Chart and figure data

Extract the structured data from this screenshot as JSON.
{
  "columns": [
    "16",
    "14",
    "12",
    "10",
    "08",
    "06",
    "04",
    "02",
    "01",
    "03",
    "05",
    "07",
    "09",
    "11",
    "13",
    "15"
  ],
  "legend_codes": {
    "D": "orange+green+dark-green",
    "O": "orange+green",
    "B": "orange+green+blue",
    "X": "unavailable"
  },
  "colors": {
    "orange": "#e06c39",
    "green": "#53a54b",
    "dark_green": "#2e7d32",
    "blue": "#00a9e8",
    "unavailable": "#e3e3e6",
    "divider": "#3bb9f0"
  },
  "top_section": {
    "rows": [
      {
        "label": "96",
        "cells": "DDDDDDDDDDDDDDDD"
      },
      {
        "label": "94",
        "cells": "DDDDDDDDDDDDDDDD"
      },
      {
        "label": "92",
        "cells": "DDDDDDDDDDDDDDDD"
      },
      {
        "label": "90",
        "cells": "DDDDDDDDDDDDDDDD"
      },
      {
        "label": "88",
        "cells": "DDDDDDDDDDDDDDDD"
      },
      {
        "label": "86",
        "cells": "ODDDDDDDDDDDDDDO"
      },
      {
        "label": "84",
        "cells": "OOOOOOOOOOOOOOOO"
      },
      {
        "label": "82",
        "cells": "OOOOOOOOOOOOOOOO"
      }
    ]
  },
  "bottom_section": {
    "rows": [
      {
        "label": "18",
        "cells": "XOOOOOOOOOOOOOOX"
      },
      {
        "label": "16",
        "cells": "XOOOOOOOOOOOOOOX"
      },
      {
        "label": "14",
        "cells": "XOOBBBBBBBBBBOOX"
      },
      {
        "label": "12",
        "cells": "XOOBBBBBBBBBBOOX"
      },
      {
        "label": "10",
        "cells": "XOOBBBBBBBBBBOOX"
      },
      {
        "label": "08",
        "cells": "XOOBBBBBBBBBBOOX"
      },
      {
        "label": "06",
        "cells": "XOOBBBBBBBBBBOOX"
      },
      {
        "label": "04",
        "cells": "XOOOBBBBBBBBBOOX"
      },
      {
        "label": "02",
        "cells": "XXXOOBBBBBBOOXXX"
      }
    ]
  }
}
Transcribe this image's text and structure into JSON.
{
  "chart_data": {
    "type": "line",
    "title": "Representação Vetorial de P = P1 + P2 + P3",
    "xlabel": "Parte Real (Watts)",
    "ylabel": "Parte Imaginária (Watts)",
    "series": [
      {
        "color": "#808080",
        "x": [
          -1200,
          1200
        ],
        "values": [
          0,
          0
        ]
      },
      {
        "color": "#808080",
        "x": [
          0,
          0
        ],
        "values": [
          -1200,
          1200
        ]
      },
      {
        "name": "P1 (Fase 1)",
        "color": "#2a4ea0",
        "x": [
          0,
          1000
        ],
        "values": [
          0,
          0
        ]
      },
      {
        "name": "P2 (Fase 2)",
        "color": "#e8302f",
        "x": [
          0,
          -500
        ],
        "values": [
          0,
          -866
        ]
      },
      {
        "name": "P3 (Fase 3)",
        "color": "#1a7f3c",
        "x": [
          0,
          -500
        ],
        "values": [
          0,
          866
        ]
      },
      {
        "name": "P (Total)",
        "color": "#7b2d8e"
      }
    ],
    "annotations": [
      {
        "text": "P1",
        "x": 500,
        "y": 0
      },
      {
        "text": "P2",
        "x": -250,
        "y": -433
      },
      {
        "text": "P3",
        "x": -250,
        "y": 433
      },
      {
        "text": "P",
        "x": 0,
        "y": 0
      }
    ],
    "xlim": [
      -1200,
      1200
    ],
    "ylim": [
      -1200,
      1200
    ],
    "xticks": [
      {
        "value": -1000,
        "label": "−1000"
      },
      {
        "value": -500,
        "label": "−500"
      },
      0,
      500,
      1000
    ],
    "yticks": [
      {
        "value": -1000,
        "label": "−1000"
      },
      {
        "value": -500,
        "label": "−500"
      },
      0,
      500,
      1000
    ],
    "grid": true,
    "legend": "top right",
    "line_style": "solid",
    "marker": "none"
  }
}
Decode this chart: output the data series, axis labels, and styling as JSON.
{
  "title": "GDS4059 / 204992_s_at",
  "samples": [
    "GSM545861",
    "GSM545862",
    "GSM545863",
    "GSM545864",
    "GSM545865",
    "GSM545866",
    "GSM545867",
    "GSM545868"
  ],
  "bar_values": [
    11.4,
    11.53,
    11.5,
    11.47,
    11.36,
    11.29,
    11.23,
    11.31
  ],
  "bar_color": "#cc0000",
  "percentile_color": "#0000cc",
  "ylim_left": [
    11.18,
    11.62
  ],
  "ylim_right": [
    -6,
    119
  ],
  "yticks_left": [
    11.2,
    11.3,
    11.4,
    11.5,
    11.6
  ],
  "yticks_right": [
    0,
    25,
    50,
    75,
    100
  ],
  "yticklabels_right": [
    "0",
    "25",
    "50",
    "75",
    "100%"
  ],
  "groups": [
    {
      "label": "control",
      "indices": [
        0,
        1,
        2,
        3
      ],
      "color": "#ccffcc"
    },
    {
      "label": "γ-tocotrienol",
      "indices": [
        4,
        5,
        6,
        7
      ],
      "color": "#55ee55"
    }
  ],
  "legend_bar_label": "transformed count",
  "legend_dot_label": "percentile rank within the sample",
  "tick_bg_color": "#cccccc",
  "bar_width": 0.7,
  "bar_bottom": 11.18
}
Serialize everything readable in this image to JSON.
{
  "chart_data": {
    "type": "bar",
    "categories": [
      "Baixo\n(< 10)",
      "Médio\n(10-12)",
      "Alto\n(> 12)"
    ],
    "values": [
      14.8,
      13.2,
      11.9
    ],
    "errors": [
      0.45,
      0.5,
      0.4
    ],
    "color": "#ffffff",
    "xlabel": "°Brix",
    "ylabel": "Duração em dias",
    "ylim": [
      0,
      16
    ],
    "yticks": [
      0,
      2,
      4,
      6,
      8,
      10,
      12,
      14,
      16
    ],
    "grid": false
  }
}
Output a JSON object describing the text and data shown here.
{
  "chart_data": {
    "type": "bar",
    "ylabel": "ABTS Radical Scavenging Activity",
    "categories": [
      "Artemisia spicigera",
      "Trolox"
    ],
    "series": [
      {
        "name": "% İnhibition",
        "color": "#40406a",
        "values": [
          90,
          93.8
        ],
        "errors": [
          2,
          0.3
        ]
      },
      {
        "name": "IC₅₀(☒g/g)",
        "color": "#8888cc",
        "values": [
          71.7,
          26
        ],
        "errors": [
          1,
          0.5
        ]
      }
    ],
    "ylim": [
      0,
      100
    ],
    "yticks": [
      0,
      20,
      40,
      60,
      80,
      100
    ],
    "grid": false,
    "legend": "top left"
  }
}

> Task to carry out: Copy every record exactly, with nothing added or dropped.

> Task result:
Extract the structured data from this screenshot as JSON.
{
  "columns": [
    "16",
    "14",
    "12",
    "10",
    "08",
    "06",
    "04",
    "02",
    "01",
    "03",
    "05",
    "07",
    "09",
    "11",
    "13",
    "15"
  ],
  "legend_codes": {
    "D": "orange+green+dark-green",
    "O": "orange+green",
    "B": "orange+green+blue",
    "X": "unavailable"
  },
  "colors": {
    "orange": "#e06c39",
    "green": "#53a54b",
    "dark_green": "#2e7d32",
    "blue": "#00a9e8",
    "unavailable": "#e3e3e6",
    "divider": "#3bb9f0"
  },
  "top_section": {
    "rows": [
      {
        "label": "96",
        "cells": "DDDDDDDDDDDDDDDD"
      },
      {
        "label": "94",
        "cells": "DDDDDDDDDDDDDDDD"
      },
      {
        "label": "92",
        "cells": "DDDDDDDDDDDDDDDD"
      },
      {
        "label": "90",
        "cells": "DDDDDDDDDDDDDDDD"
      },
      {
        "label": "88",
        "cells": "DDDDDDDDDDDDDDDD"
      },
      {
        "label": "86",
        "cells": "ODDDDDDDDDDDDDDO"
      },
      {
        "label": "84",
        "cells": "OOOOOOOOOOOOOOOO"
      },
      {
        "label": "82",
        "cells": "OOOOOOOOOOOOOOOO"
      }
    ]
  },
  "bottom_section": {
    "rows": [
      {
        "label": "18",
        "cells": "XOOOOOOOOOOOOOOX"
      },
      {
        "label": "16",
        "cells": "XOOOOOOOOOOOOOOX"
      },
      {
        "label": "14",
        "cells": "XOOBBBBBBBBBBOOX"
      },
      {
        "label": "12",
        "cells": "XOOBBBBBBBBBBOOX"
      },
      {
        "label": "10",
        "cells": "XOOBBBBBBBBBBOOX"
      },
      {
        "label": "08",
        "cells": "XOOBBBBBBBBBBOOX"
      },
      {
        "label": "06",
        "cells": "XOOBBBBBBBBBBOOX"
      },
      {
        "label": "04",
        "cells": "XOOOBBBBBBBBBOOX"
      },
      {
        "label": "02",
        "cells": "XXXOOBBBBBBOOXXX"
      }
    ]
  }
}
Transcribe this image's text and structure into JSON.
{
  "chart_data": {
    "type": "line",
    "title": "Representação Vetorial de P = P1 + P2 + P3",
    "xlabel": "Parte Real (Watts)",
    "ylabel": "Parte Imaginária (Watts)",
    "series": [
      {
        "color": "#808080",
        "x": [
          -1200,
          1200
        ],
        "values": [
          0,
          0
        ]
      },
      {
        "color": "#808080",
        "x": [
          0,
          0
        ],
        "values": [
          -1200,
          1200
        ]
      },
      {
        "name": "P1 (Fase 1)",
        "color": "#2a4ea0",
        "x": [
          0,
          1000
        ],
        "values": [
          0,
          0
        ]
      },
      {
        "name": "P2 (Fase 2)",
        "color": "#e8302f",
        "x": [
          0,
          -500
        ],
        "values": [
          0,
          -866
        ]
      },
      {
        "name": "P3 (Fase 3)",
        "color": "#1a7f3c",
        "x": [
          0,
          -500
        ],
        "values": [
          0,
          866
        ]
      },
      {
        "name": "P (Total)",
        "color": "#7b2d8e"
      }
    ],
    "annotations": [
      {
        "text": "P1",
        "x": 500,
        "y": 0
      },
      {
        "text": "P2",
        "x": -250,
        "y": -433
      },
      {
        "text": "P3",
        "x": -250,
        "y": 433
      },
      {
        "text": "P",
        "x": 0,
        "y": 0
      }
    ],
    "xlim": [
      -1200,
      1200
    ],
    "ylim": [
      -1200,
      1200
    ],
    "xticks": [
      {
        "value": -1000,
        "label": "−1000"
      },
      {
        "value": -500,
        "label": "−500"
      },
      0,
      500,
      1000
    ],
    "yticks": [
      {
        "value": -1000,
        "label": "−1000"
      },
      {
        "value": -500,
        "label": "−500"
      },
      0,
      500,
      1000
    ],
    "grid": true,
    "legend": "top right",
    "line_style": "solid",
    "marker": "none"
  }
}
Decode this chart: output the data series, axis labels, and styling as JSON.
{
  "title": "GDS4059 / 204992_s_at",
  "samples": [
    "GSM545861",
    "GSM545862",
    "GSM545863",
    "GSM545864",
    "GSM545865",
    "GSM545866",
    "GSM545867",
    "GSM545868"
  ],
  "bar_values": [
    11.4,
    11.53,
    11.5,
    11.47,
    11.36,
    11.29,
    11.23,
    11.31
  ],
  "bar_color": "#cc0000",
  "percentile_color": "#0000cc",
  "ylim_left": [
    11.18,
    11.62
  ],
  "ylim_right": [
    -6,
    119
  ],
  "yticks_left": [
    11.2,
    11.3,
    11.4,
    11.5,
    11.6
  ],
  "yticks_right": [
    0,
    25,
    50,
    75,
    100
  ],
  "yticklabels_right": [
    "0",
    "25",
    "50",
    "75",
    "100%"
  ],
  "groups": [
    {
      "label": "control",
      "indices": [
        0,
        1,
        2,
        3
      ],
      "color": "#ccffcc"
    },
    {
      "label": "γ-tocotrienol",
      "indices": [
        4,
        5,
        6,
        7
      ],
      "color": "#55ee55"
    }
  ],
  "legend_bar_label": "transformed count",
  "legend_dot_label": "percentile rank within the sample",
  "tick_bg_color": "#cccccc",
  "bar_width": 0.7,
  "bar_bottom": 11.18
}
Serialize everything readable in this image to JSON.
{
  "chart_data": {
    "type": "bar",
    "categories": [
      "Baixo\n(< 10)",
      "Médio\n(10-12)",
      "Alto\n(> 12)"
    ],
    "values": [
      14.8,
      13.2,
      11.9
    ],
    "errors": [
      0.45,
      0.5,
      0.4
    ],
    "color": "#ffffff",
    "xlabel": "°Brix",
    "ylabel": "Duração em dias",
    "ylim": [
      0,
      16
    ],
    "yticks": [
      0,
      2,
      4,
      6,
      8,
      10,
      12,
      14,
      16
    ],
    "grid": false
  }
}
Output a JSON object describing the text and data shown here.
{
  "chart_data": {
    "type": "bar",
    "ylabel": "ABTS Radical Scavenging Activity",
    "categories": [
      "Artemisia spicigera",
      "Trolox"
    ],
    "series": [
      {
        "name": "% İnhibition",
        "color": "#40406a",
        "values": [
          90,
          93.8
        ],
        "errors": [
          2,
          0.3
        ]
      },
      {
        "name": "IC₅₀(☒g/g)",
        "color": "#8888cc",
        "values": [
          71.7,
          26
        ],
        "errors": [
          1,
          0.5
        ]
      }
    ],
    "ylim": [
      0,
      100
    ],
    "yticks": [
      0,
      20,
      40,
      60,
      80,
      100
    ],
    "grid": false,
    "legend": "top left"
  }
}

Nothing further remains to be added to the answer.